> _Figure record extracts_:
>>>

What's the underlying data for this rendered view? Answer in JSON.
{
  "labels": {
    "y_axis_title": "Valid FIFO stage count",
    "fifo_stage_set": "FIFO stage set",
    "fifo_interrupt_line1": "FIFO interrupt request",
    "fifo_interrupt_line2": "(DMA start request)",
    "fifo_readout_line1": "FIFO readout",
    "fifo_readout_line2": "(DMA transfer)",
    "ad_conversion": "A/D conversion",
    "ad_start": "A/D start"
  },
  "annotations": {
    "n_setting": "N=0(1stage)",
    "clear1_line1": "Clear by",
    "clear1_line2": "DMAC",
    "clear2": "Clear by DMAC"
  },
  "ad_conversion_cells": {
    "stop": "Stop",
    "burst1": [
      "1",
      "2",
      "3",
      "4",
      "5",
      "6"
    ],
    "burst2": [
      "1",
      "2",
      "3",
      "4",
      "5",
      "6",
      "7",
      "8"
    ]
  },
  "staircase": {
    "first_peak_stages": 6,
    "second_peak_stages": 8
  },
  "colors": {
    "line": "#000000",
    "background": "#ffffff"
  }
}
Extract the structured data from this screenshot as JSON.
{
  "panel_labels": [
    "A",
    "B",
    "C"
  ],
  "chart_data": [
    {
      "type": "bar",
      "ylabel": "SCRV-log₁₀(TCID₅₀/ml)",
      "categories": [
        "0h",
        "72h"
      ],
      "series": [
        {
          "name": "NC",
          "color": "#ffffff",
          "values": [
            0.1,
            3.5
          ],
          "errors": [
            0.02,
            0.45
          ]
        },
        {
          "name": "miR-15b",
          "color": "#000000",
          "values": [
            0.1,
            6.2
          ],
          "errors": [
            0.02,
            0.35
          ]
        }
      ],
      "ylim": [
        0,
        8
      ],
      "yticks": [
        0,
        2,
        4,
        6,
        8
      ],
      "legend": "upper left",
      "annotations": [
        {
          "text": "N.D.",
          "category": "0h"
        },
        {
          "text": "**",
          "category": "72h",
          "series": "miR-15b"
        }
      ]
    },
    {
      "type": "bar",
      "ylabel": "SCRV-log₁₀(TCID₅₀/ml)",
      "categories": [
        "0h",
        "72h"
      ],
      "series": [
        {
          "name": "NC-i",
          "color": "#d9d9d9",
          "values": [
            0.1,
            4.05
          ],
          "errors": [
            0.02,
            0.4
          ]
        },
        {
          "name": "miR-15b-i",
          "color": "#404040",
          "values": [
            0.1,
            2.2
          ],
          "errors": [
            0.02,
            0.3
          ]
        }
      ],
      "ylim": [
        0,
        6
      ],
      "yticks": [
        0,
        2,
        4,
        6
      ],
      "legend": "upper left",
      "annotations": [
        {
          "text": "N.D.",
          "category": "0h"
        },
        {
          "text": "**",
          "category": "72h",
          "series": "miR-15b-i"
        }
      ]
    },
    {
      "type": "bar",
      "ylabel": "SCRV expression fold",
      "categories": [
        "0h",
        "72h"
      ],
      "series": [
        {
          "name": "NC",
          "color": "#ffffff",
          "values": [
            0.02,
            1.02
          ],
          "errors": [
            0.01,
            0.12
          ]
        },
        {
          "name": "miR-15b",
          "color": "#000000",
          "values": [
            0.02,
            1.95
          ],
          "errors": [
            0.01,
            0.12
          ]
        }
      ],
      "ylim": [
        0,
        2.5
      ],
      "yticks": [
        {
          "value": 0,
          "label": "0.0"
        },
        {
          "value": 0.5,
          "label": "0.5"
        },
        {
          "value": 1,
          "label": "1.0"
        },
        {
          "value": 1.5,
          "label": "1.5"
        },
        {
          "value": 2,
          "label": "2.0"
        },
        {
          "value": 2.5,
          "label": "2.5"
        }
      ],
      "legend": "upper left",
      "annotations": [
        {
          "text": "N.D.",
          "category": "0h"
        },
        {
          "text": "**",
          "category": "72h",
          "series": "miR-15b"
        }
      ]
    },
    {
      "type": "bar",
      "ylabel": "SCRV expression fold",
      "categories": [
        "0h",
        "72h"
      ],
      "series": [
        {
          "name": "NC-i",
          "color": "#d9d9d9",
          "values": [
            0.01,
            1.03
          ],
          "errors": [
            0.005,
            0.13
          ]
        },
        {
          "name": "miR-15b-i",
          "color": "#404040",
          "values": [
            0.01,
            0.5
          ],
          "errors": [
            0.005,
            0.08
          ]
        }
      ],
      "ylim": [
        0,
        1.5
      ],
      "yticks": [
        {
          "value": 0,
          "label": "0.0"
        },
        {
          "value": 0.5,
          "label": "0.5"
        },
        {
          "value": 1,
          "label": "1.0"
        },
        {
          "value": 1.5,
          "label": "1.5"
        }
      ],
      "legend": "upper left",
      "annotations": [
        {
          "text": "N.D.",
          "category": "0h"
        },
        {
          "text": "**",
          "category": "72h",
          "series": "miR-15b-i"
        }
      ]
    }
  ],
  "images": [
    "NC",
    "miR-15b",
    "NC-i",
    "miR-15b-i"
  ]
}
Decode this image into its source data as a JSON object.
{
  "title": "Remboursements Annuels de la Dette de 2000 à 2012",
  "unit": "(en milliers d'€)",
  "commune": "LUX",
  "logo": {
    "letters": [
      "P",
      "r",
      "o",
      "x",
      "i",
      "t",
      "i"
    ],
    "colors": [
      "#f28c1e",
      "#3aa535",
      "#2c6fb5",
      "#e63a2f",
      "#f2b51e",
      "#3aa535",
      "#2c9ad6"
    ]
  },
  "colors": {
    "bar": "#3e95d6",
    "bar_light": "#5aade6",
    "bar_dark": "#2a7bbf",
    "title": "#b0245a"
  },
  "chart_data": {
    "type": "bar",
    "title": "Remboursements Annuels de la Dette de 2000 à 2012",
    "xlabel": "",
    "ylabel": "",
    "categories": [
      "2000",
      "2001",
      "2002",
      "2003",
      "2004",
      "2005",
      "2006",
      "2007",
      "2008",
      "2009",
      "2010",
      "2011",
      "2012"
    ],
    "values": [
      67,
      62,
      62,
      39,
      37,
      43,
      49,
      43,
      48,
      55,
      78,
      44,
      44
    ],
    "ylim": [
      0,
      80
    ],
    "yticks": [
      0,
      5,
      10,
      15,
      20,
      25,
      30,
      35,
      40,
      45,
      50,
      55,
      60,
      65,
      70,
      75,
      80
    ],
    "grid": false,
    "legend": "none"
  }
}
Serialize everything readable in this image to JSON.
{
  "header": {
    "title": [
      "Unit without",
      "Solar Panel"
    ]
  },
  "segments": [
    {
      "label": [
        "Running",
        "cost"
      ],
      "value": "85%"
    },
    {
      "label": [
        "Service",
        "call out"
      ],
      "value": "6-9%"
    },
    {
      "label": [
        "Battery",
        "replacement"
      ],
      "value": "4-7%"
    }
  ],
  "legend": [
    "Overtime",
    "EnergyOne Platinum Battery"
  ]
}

<<<

> _JOB_:
Every entry above needs to be quoted exactly.

> _RIGHT ANSWER_:
What's the underlying data for this rendered view? Answer in JSON.
{
  "labels": {
    "y_axis_title": "Valid FIFO stage count",
    "fifo_stage_set": "FIFO stage set",
    "fifo_interrupt_line1": "FIFO interrupt request",
    "fifo_interrupt_line2": "(DMA start request)",
    "fifo_readout_line1": "FIFO readout",
    "fifo_readout_line2": "(DMA transfer)",
    "ad_conversion": "A/D conversion",
    "ad_start": "A/D start"
  },
  "annotations": {
    "n_setting": "N=0(1stage)",
    "clear1_line1": "Clear by",
    "clear1_line2": "DMAC",
    "clear2": "Clear by DMAC"
  },
  "ad_conversion_cells": {
    "stop": "Stop",
    "burst1": [
      "1",
      "2",
      "3",
      "4",
      "5",
      "6"
    ],
    "burst2": [
      "1",
      "2",
      "3",
      "4",
      "5",
      "6",
      "7",
      "8"
    ]
  },
  "staircase": {
    "first_peak_stages": 6,
    "second_peak_stages": 8
  },
  "colors": {
    "line": "#000000",
    "background": "#ffffff"
  }
}
Extract the structured data from this screenshot as JSON.
{
  "panel_labels": [
    "A",
    "B",
    "C"
  ],
  "chart_data": [
    {
      "type": "bar",
      "ylabel": "SCRV-log₁₀(TCID₅₀/ml)",
      "categories": [
        "0h",
        "72h"
      ],
      "series": [
        {
          "name": "NC",
          "color": "#ffffff",
          "values": [
            0.1,
            3.5
          ],
          "errors": [
            0.02,
            0.45
          ]
        },
        {
          "name": "miR-15b",
          "color": "#000000",
          "values": [
            0.1,
            6.2
          ],
          "errors": [
            0.02,
            0.35
          ]
        }
      ],
      "ylim": [
        0,
        8
      ],
      "yticks": [
        0,
        2,
        4,
        6,
        8
      ],
      "legend": "upper left",
      "annotations": [
        {
          "text": "N.D.",
          "category": "0h"
        },
        {
          "text": "**",
          "category": "72h",
          "series": "miR-15b"
        }
      ]
    },
    {
      "type": "bar",
      "ylabel": "SCRV-log₁₀(TCID₅₀/ml)",
      "categories": [
        "0h",
        "72h"
      ],
      "series": [
        {
          "name": "NC-i",
          "color": "#d9d9d9",
          "values": [
            0.1,
            4.05
          ],
          "errors": [
            0.02,
            0.4
          ]
        },
        {
          "name": "miR-15b-i",
          "color": "#404040",
          "values": [
            0.1,
            2.2
          ],
          "errors": [
            0.02,
            0.3
          ]
        }
      ],
      "ylim": [
        0,
        6
      ],
      "yticks": [
        0,
        2,
        4,
        6
      ],
      "legend": "upper left",
      "annotations": [
        {
          "text": "N.D.",
          "category": "0h"
        },
        {
          "text": "**",
          "category": "72h",
          "series": "miR-15b-i"
        }
      ]
    },
    {
      "type": "bar",
      "ylabel": "SCRV expression fold",
      "categories": [
        "0h",
        "72h"
      ],
      "series": [
        {
          "name": "NC",
          "color": "#ffffff",
          "values": [
            0.02,
            1.02
          ],
          "errors": [
            0.01,
            0.12
          ]
        },
        {
          "name": "miR-15b",
          "color": "#000000",
          "values": [
            0.02,
            1.95
          ],
          "errors": [
            0.01,
            0.12
          ]
        }
      ],
      "ylim": [
        0,
        2.5
      ],
      "yticks": [
        {
          "value": 0,
          "label": "0.0"
        },
        {
          "value": 0.5,
          "label": "0.5"
        },
        {
          "value": 1,
          "label": "1.0"
        },
        {
          "value": 1.5,
          "label": "1.5"
        },
        {
          "value": 2,
          "label": "2.0"
        },
        {
          "value": 2.5,
          "label": "2.5"
        }
      ],
      "legend": "upper left",
      "annotations": [
        {
          "text": "N.D.",
          "category": "0h"
        },
        {
          "text": "**",
          "category": "72h",
          "series": "miR-15b"
        }
      ]
    },
    {
      "type": "bar",
      "ylabel": "SCRV expression fold",
      "categories": [
        "0h",
        "72h"
      ],
      "series": [
        {
          "name": "NC-i",
          "color": "#d9d9d9",
          "values": [
            0.01,
            1.03
          ],
          "errors": [
            0.005,
            0.13
          ]
        },
        {
          "name": "miR-15b-i",
          "color": "#404040",
          "values": [
            0.01,
            0.5
          ],
          "errors": [
            0.005,
            0.08
          ]
        }
      ],
      "ylim": [
        0,
        1.5
      ],
      "yticks": [
        {
          "value": 0,
          "label": "0.0"
        },
        {
          "value": 0.5,
          "label": "0.5"
        },
        {
          "value": 1,
          "label": "1.0"
        },
        {
          "value": 1.5,
          "label": "1.5"
        }
      ],
      "legend": "upper left",
      "annotations": [
        {
          "text": "N.D.",
          "category": "0h"
        },
        {
          "text": "**",
          "category": "72h",
          "series": "miR-15b-i"
        }
      ]
    }
  ],
  "images": [
    "NC",
    "miR-15b",
    "NC-i",
    "miR-15b-i"
  ]
}
Decode this image into its source data as a JSON object.
{
  "title": "Remboursements Annuels de la Dette de 2000 à 2012",
  "unit": "(en milliers d'€)",
  "commune": "LUX",
  "logo": {
    "letters": [
      "P",
      "r",
      "o",
      "x",
      "i",
      "t",
      "i"
    ],
    "colors": [
      "#f28c1e",
      "#3aa535",
      "#2c6fb5",
      "#e63a2f",
      "#f2b51e",
      "#3aa535",
      "#2c9ad6"
    ]
  },
  "colors": {
    "bar": "#3e95d6",
    "bar_light": "#5aade6",
    "bar_dark": "#2a7bbf",
    "title": "#b0245a"
  },
  "chart_data": {
    "type": "bar",
    "title": "Remboursements Annuels de la Dette de 2000 à 2012",
    "xlabel": "",
    "ylabel": "",
    "categories": [
      "2000",
      "2001",
      "2002",
      "2003",
      "2004",
      "2005",
      "2006",
      "2007",
      "2008",
      "2009",
      "2010",
      "2011",
      "2012"
    ],
    "values": [
      67,
      62,
      62,
      39,
      37,
      43,
      49,
      43,
      48,
      55,
      78,
      44,
      44
    ],
    "ylim": [
      0,
      80
    ],
    "yticks": [
      0,
      5,
      10,
      15,
      20,
      25,
      30,
      35,
      40,
      45,
      50,
      55,
      60,
      65,
      70,
      75,
      80
    ],
    "grid": false,
    "legend": "none"
  }
}
Serialize everything readable in this image to JSON.
{
  "header": {
    "title": [
      "Unit without",
      "Solar Panel"
    ]
  },
  "segments": [
    {
      "label": [
        "Running",
        "cost"
      ],
      "value": "85%"
    },
    {
      "label": [
        "Service",
        "call out"
      ],
      "value": "6-9%"
    },
    {
      "label": [
        "Battery",
        "replacement"
      ],
      "value": "4-7%"
    }
  ],
  "legend": [
    "Overtime",
    "EnergyOne Platinum Battery"
  ]
}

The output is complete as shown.